■ **What the task requires**: Present the following entries again, word for word and in full.
:: Data for this task
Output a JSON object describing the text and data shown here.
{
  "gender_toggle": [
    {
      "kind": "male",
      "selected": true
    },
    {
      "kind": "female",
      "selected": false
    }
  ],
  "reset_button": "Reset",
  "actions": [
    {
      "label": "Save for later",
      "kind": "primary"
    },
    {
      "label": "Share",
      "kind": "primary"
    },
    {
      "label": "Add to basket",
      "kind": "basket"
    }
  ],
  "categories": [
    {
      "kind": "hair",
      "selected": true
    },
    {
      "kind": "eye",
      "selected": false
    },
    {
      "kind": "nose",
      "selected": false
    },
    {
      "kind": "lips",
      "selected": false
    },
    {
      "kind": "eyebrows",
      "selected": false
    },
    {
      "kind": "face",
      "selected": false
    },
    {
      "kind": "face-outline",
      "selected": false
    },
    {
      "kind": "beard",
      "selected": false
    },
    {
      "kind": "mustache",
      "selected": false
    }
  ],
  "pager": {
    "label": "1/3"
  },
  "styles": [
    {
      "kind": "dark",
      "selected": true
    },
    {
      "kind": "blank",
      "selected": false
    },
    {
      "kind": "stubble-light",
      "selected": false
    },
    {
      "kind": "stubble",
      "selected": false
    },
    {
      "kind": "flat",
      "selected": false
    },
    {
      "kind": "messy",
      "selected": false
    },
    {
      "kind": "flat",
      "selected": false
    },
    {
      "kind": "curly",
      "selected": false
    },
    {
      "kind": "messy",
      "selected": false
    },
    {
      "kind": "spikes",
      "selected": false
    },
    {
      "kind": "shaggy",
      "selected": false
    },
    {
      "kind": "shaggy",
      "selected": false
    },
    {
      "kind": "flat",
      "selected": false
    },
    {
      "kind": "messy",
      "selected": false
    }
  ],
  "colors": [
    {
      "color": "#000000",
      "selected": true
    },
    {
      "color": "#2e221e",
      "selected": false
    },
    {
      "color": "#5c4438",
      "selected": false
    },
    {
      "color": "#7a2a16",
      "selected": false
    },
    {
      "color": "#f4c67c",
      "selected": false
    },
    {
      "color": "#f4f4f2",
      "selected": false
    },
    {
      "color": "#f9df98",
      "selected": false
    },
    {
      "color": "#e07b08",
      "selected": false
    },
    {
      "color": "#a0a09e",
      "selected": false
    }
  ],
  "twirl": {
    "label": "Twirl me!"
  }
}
::::
■ **Final result**:
Output a JSON object describing the text and data shown here.
{
  "gender_toggle": [
    {
      "kind": "male",
      "selected": true
    },
    {
      "kind": "female",
      "selected": false
    }
  ],
  "reset_button": "Reset",
  "actions": [
    {
      "label": "Save for later",
      "kind": "primary"
    },
    {
      "label": "Share",
      "kind": "primary"
    },
    {
      "label": "Add to basket",
      "kind": "basket"
    }
  ],
  "categories": [
    {
      "kind": "hair",
      "selected": true
    },
    {
      "kind": "eye",
      "selected": false
    },
    {
      "kind": "nose",
      "selected": false
    },
    {
      "kind": "lips",
      "selected": false
    },
    {
      "kind": "eyebrows",
      "selected": false
    },
    {
      "kind": "face",
      "selected": false
    },
    {
      "kind": "face-outline",
      "selected": false
    },
    {
      "kind": "beard",
      "selected": false
    },
    {
      "kind": "mustache",
      "selected": false
    }
  ],
  "pager": {
    "label": "1/3"
  },
  "styles": [
    {
      "kind": "dark",
      "selected": true
    },
    {
      "kind": "blank",
      "selected": false
    },
    {
      "kind": "stubble-light",
      "selected": false
    },
    {
      "kind": "stubble",
      "selected": false
    },
    {
      "kind": "flat",
      "selected": false
    },
    {
      "kind": "messy",
      "selected": false
    },
    {
      "kind": "flat",
      "selected": false
    },
    {
      "kind": "curly",
      "selected": false
    },
    {
      "kind": "messy",
      "selected": false
    },
    {
      "kind": "spikes",
      "selected": false
    },
    {
      "kind": "shaggy",
      "selected": false
    },
    {
      "kind": "shaggy",
      "selected": false
    },
    {
      "kind": "flat",
      "selected": false
    },
    {
      "kind": "messy",
      "selected": false
    }
  ],
  "colors": [
    {
      "color": "#000000",
      "selected": true
    },
    {
      "color": "#2e221e",
      "selected": false
    },
    {
      "color": "#5c4438",
      "selected": false
    },
    {
      "color": "#7a2a16",
      "selected": false
    },
    {
      "color": "#f4c67c",
      "selected": false
    },
    {
      "color": "#f4f4f2",
      "selected": false
    },
    {
      "color": "#f9df98",
      "selected": false
    },
    {
      "color": "#e07b08",
      "selected": false
    },
    {
      "color": "#a0a09e",
      "selected": false
    }
  ],
  "twirl": {
    "label": "Twirl me!"
  }
}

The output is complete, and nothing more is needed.